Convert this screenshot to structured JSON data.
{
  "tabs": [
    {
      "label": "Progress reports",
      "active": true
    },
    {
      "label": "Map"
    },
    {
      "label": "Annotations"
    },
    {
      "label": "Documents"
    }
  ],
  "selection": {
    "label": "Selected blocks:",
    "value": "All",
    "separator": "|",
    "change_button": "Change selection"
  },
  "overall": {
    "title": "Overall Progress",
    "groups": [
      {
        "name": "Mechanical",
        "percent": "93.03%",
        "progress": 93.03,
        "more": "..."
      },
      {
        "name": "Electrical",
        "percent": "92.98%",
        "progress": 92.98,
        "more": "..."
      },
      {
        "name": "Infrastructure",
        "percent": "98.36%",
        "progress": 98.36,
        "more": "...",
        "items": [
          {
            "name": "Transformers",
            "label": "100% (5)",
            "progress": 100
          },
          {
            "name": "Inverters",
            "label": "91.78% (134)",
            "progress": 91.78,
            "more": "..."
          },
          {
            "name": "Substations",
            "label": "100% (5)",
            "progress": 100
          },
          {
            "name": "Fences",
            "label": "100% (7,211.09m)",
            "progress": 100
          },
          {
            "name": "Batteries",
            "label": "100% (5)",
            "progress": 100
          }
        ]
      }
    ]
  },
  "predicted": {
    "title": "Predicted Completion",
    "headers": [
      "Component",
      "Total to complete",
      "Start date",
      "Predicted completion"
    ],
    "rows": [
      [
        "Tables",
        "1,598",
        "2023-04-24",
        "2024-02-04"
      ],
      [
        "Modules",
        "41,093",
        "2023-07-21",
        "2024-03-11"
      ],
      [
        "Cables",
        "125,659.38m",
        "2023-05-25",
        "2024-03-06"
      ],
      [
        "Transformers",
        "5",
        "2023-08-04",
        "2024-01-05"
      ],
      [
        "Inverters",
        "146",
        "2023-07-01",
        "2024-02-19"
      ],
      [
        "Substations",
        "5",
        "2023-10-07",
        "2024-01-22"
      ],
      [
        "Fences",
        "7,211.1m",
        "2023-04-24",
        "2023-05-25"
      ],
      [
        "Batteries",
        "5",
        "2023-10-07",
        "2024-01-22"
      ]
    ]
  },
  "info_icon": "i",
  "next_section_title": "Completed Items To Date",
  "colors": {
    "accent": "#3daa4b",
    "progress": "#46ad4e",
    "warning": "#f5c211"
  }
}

=-=-=-=-=

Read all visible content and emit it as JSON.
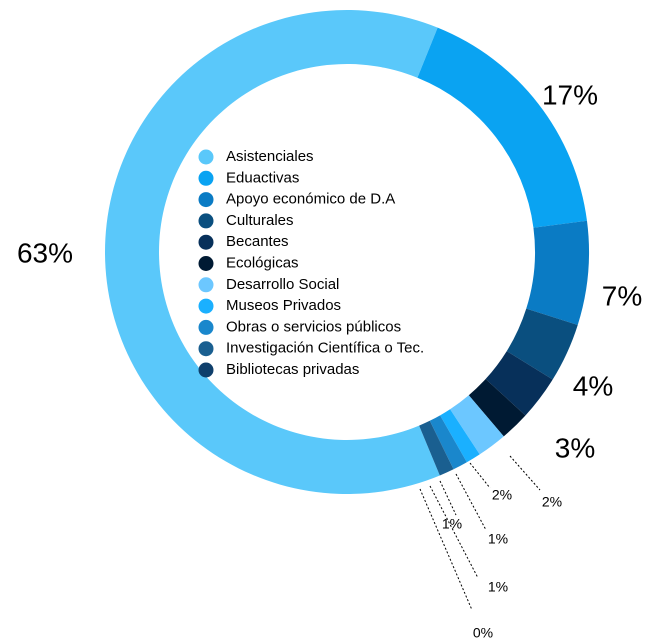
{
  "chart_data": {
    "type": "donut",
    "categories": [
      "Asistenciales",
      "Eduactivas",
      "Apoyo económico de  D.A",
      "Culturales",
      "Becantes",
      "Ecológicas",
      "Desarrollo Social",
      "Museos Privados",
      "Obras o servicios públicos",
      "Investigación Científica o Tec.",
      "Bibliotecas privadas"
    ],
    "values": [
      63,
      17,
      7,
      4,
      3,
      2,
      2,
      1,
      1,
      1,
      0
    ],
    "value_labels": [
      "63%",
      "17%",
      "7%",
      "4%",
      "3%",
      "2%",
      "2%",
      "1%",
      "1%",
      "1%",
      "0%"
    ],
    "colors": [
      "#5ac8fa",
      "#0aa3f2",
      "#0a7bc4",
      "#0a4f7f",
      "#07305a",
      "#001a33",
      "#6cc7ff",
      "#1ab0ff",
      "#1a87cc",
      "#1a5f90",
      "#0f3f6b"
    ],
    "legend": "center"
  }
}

=-=-=-=-=

TASK DIRECTIONS
For the listing above, identify each line bearing "selection".

TASK SOLUTION
  "selection": {
    "change_button": "Change selection"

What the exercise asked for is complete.